→ Exercise goal
Copy out the data below as written; omit any images.

→ Data lines
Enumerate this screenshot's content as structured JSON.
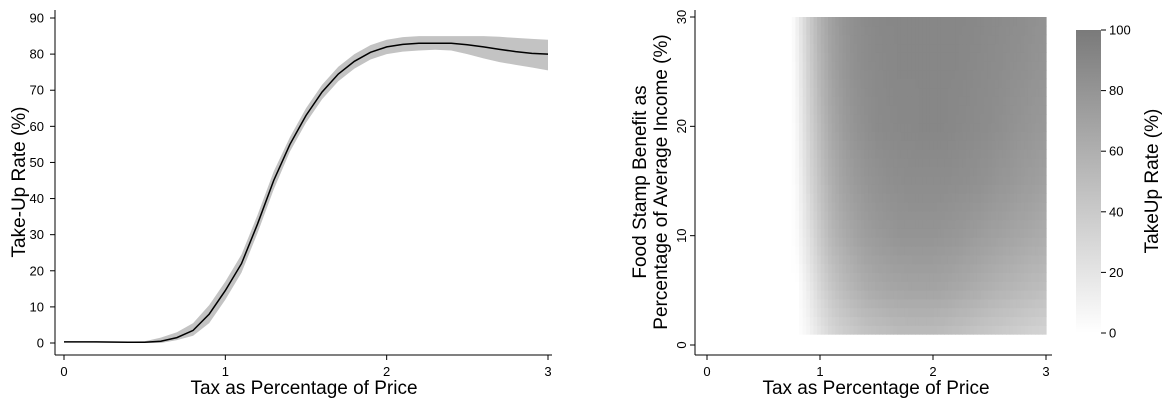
{
  "chart_data": [
    {
      "type": "line",
      "xlabel": "Tax as Percentage of Price",
      "ylabel": "Take-Up Rate (%)",
      "xlim": [
        0,
        3
      ],
      "ylim": [
        0,
        90
      ],
      "x_ticks": [
        "0",
        "1",
        "2",
        "3"
      ],
      "y_ticks": [
        "0",
        "10",
        "20",
        "30",
        "40",
        "50",
        "60",
        "70",
        "80",
        "90"
      ],
      "grid": false,
      "series": [
        {
          "x": [
            0,
            0.2,
            0.4,
            0.5,
            0.6,
            0.7,
            0.8,
            0.9,
            1.0,
            1.1,
            1.2,
            1.3,
            1.4,
            1.5,
            1.6,
            1.7,
            1.8,
            1.9,
            2.0,
            2.1,
            2.2,
            2.3,
            2.4,
            2.5,
            2.6,
            2.7,
            2.8,
            2.9,
            3.0
          ],
          "y": [
            0.3,
            0.3,
            0.2,
            0.2,
            0.5,
            1.5,
            3.5,
            8.0,
            14.5,
            22.0,
            33.0,
            45.0,
            55.0,
            63.0,
            69.5,
            74.5,
            78.0,
            80.5,
            82.0,
            82.7,
            83.0,
            83.0,
            83.0,
            82.6,
            82.0,
            81.3,
            80.7,
            80.2,
            80.0
          ]
        }
      ],
      "confidence_band": {
        "lower": [
          0.2,
          0.1,
          0.0,
          0.0,
          0.0,
          0.8,
          2.0,
          5.5,
          12.0,
          19.5,
          30.5,
          42.5,
          53.0,
          61.0,
          67.5,
          72.5,
          76.0,
          78.5,
          80.0,
          80.7,
          81.0,
          81.2,
          81.0,
          80.0,
          78.8,
          77.8,
          77.0,
          76.3,
          75.5
        ],
        "upper": [
          0.4,
          0.4,
          0.4,
          0.5,
          1.5,
          3.0,
          5.5,
          10.5,
          17.0,
          24.5,
          35.5,
          47.5,
          57.0,
          65.0,
          71.5,
          76.5,
          80.0,
          82.5,
          84.0,
          84.7,
          85.0,
          85.0,
          85.0,
          85.0,
          85.0,
          84.8,
          84.5,
          84.2,
          84.0
        ]
      }
    },
    {
      "type": "heatmap",
      "xlabel": "Tax as Percentage of Price",
      "ylabel_lines": [
        "Food Stamp Benefit as",
        "Percentage of Average Income (%)"
      ],
      "xlim": [
        0,
        3
      ],
      "ylim": [
        0,
        30
      ],
      "x_ticks": [
        "0",
        "1",
        "2",
        "3"
      ],
      "y_ticks": [
        "0",
        "10",
        "20",
        "30"
      ],
      "colorbar_label": "TakeUp Rate (%)",
      "colorbar_ticks": [
        "0",
        "20",
        "40",
        "60",
        "80",
        "100"
      ],
      "colorbar_range": [
        0,
        100
      ],
      "colormap": [
        "#ffffff",
        "#7a7a7a"
      ],
      "x": [
        0.75,
        0.8,
        0.9,
        1.0,
        1.1,
        1.2,
        1.3,
        1.4,
        1.5,
        1.6,
        1.7,
        1.8,
        1.9,
        2.0,
        2.1,
        2.2,
        2.3,
        2.4,
        2.5,
        2.6,
        2.7,
        2.8,
        2.9,
        3.0
      ],
      "y": [
        1,
        5,
        10,
        15,
        20,
        25,
        30
      ],
      "z": [
        [
          0,
          0,
          8,
          20,
          30,
          36,
          40,
          44,
          46,
          48,
          50,
          50,
          50,
          50,
          49,
          47,
          45,
          43,
          41,
          39,
          37,
          35,
          33,
          32
        ],
        [
          0,
          0,
          14,
          30,
          42,
          50,
          56,
          61,
          64,
          66,
          67,
          68,
          68,
          68,
          67,
          65,
          63,
          61,
          58,
          56,
          54,
          52,
          50,
          48
        ],
        [
          0,
          4,
          22,
          40,
          54,
          62,
          68,
          73,
          76,
          78,
          80,
          80,
          80,
          80,
          79,
          78,
          76,
          74,
          72,
          70,
          68,
          66,
          64,
          62
        ],
        [
          0,
          6,
          28,
          46,
          60,
          69,
          75,
          79,
          82,
          84,
          85,
          86,
          86,
          86,
          86,
          85,
          84,
          83,
          81,
          79,
          77,
          75,
          73,
          71
        ],
        [
          0,
          8,
          32,
          51,
          65,
          74,
          80,
          84,
          87,
          88,
          89,
          89,
          90,
          90,
          90,
          89,
          88,
          87,
          86,
          84,
          82,
          80,
          78,
          77
        ],
        [
          0,
          10,
          35,
          55,
          69,
          77,
          83,
          86,
          88,
          89,
          90,
          90,
          90,
          90,
          90,
          90,
          89,
          88,
          87,
          86,
          84,
          83,
          81,
          80
        ],
        [
          0,
          12,
          38,
          58,
          71,
          79,
          84,
          87,
          89,
          90,
          90,
          90,
          90,
          90,
          90,
          90,
          90,
          89,
          88,
          87,
          86,
          85,
          83,
          82
        ]
      ]
    }
  ]
}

→ Task result
Enumerate this screenshot's content as structured JSON.
{
  "chart_data": [
    {
      "type": "line",
      "xlabel": "Tax as Percentage of Price",
      "ylabel": "Take-Up Rate (%)",
      "xlim": [
        0,
        3
      ],
      "ylim": [
        0,
        90
      ],
      "x_ticks": [
        "0",
        "1",
        "2",
        "3"
      ],
      "y_ticks": [
        "0",
        "10",
        "20",
        "30",
        "40",
        "50",
        "60",
        "70",
        "80",
        "90"
      ],
      "grid": false,
      "series": [
        {
          "x": [
            0,
            0.2,
            0.4,
            0.5,
            0.6,
            0.7,
            0.8,
            0.9,
            1.0,
            1.1,
            1.2,
            1.3,
            1.4,
            1.5,
            1.6,
            1.7,
            1.8,
            1.9,
            2.0,
            2.1,
            2.2,
            2.3,
            2.4,
            2.5,
            2.6,
            2.7,
            2.8,
            2.9,
            3.0
          ],
          "y": [
            0.3,
            0.3,
            0.2,
            0.2,
            0.5,
            1.5,
            3.5,
            8.0,
            14.5,
            22.0,
            33.0,
            45.0,
            55.0,
            63.0,
            69.5,
            74.5,
            78.0,
            80.5,
            82.0,
            82.7,
            83.0,
            83.0,
            83.0,
            82.6,
            82.0,
            81.3,
            80.7,
            80.2,
            80.0
          ]
        }
      ],
      "confidence_band": {
        "lower": [
          0.2,
          0.1,
          0.0,
          0.0,
          0.0,
          0.8,
          2.0,
          5.5,
          12.0,
          19.5,
          30.5,
          42.5,
          53.0,
          61.0,
          67.5,
          72.5,
          76.0,
          78.5,
          80.0,
          80.7,
          81.0,
          81.2,
          81.0,
          80.0,
          78.8,
          77.8,
          77.0,
          76.3,
          75.5
        ],
        "upper": [
          0.4,
          0.4,
          0.4,
          0.5,
          1.5,
          3.0,
          5.5,
          10.5,
          17.0,
          24.5,
          35.5,
          47.5,
          57.0,
          65.0,
          71.5,
          76.5,
          80.0,
          82.5,
          84.0,
          84.7,
          85.0,
          85.0,
          85.0,
          85.0,
          85.0,
          84.8,
          84.5,
          84.2,
          84.0
        ]
      }
    },
    {
      "type": "heatmap",
      "xlabel": "Tax as Percentage of Price",
      "ylabel_lines": [
        "Food Stamp Benefit as",
        "Percentage of Average Income (%)"
      ],
      "xlim": [
        0,
        3
      ],
      "ylim": [
        0,
        30
      ],
      "x_ticks": [
        "0",
        "1",
        "2",
        "3"
      ],
      "y_ticks": [
        "0",
        "10",
        "20",
        "30"
      ],
      "colorbar_label": "TakeUp Rate (%)",
      "colorbar_ticks": [
        "0",
        "20",
        "40",
        "60",
        "80",
        "100"
      ],
      "colorbar_range": [
        0,
        100
      ],
      "colormap": [
        "#ffffff",
        "#7a7a7a"
      ],
      "x": [
        0.75,
        0.8,
        0.9,
        1.0,
        1.1,
        1.2,
        1.3,
        1.4,
        1.5,
        1.6,
        1.7,
        1.8,
        1.9,
        2.0,
        2.1,
        2.2,
        2.3,
        2.4,
        2.5,
        2.6,
        2.7,
        2.8,
        2.9,
        3.0
      ],
      "y": [
        1,
        5,
        10,
        15,
        20,
        25,
        30
      ],
      "z": [
        [
          0,
          0,
          8,
          20,
          30,
          36,
          40,
          44,
          46,
          48,
          50,
          50,
          50,
          50,
          49,
          47,
          45,
          43,
          41,
          39,
          37,
          35,
          33,
          32
        ],
        [
          0,
          0,
          14,
          30,
          42,
          50,
          56,
          61,
          64,
          66,
          67,
          68,
          68,
          68,
          67,
          65,
          63,
          61,
          58,
          56,
          54,
          52,
          50,
          48
        ],
        [
          0,
          4,
          22,
          40,
          54,
          62,
          68,
          73,
          76,
          78,
          80,
          80,
          80,
          80,
          79,
          78,
          76,
          74,
          72,
          70,
          68,
          66,
          64,
          62
        ],
        [
          0,
          6,
          28,
          46,
          60,
          69,
          75,
          79,
          82,
          84,
          85,
          86,
          86,
          86,
          86,
          85,
          84,
          83,
          81,
          79,
          77,
          75,
          73,
          71
        ],
        [
          0,
          8,
          32,
          51,
          65,
          74,
          80,
          84,
          87,
          88,
          89,
          89,
          90,
          90,
          90,
          89,
          88,
          87,
          86,
          84,
          82,
          80,
          78,
          77
        ],
        [
          0,
          10,
          35,
          55,
          69,
          77,
          83,
          86,
          88,
          89,
          90,
          90,
          90,
          90,
          90,
          90,
          89,
          88,
          87,
          86,
          84,
          83,
          81,
          80
        ],
        [
          0,
          12,
          38,
          58,
          71,
          79,
          84,
          87,
          89,
          90,
          90,
          90,
          90,
          90,
          90,
          90,
          90,
          89,
          88,
          87,
          86,
          85,
          83,
          82
        ]
      ]
    }
  ]
}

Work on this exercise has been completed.